_PROVIDED INFORMATION_
[start]

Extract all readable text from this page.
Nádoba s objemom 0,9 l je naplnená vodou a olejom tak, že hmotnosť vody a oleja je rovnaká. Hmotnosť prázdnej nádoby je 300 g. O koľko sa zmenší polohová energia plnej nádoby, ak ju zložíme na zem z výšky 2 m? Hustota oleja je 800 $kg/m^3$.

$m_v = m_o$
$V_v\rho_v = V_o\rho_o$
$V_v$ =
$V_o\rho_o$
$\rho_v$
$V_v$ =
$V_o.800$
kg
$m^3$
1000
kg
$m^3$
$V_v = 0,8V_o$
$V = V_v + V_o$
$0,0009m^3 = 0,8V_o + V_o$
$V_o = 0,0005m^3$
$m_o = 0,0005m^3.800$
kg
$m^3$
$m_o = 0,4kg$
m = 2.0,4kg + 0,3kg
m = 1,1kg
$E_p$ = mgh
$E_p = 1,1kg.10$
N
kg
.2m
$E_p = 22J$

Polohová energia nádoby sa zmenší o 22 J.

[end]

_YOUR INSTRUCTIONS_
Show all lines in the entries above where the word "nádoby" appears.

_FULL ANSWER_
Nádoba s objemom 0,9 l je naplnená vodou a olejom tak, že hmotnosť vody a oleja je rovnaká. Hmotnosť prázdnej nádoby je 300 g. O koľko sa zmenší polohová energia plnej nádoby, ak ju zložíme na zem z výšky 2 m? Hustota oleja je 800 $kg/m^3$.
Polohová energia nádoby sa zmenší o 22 J.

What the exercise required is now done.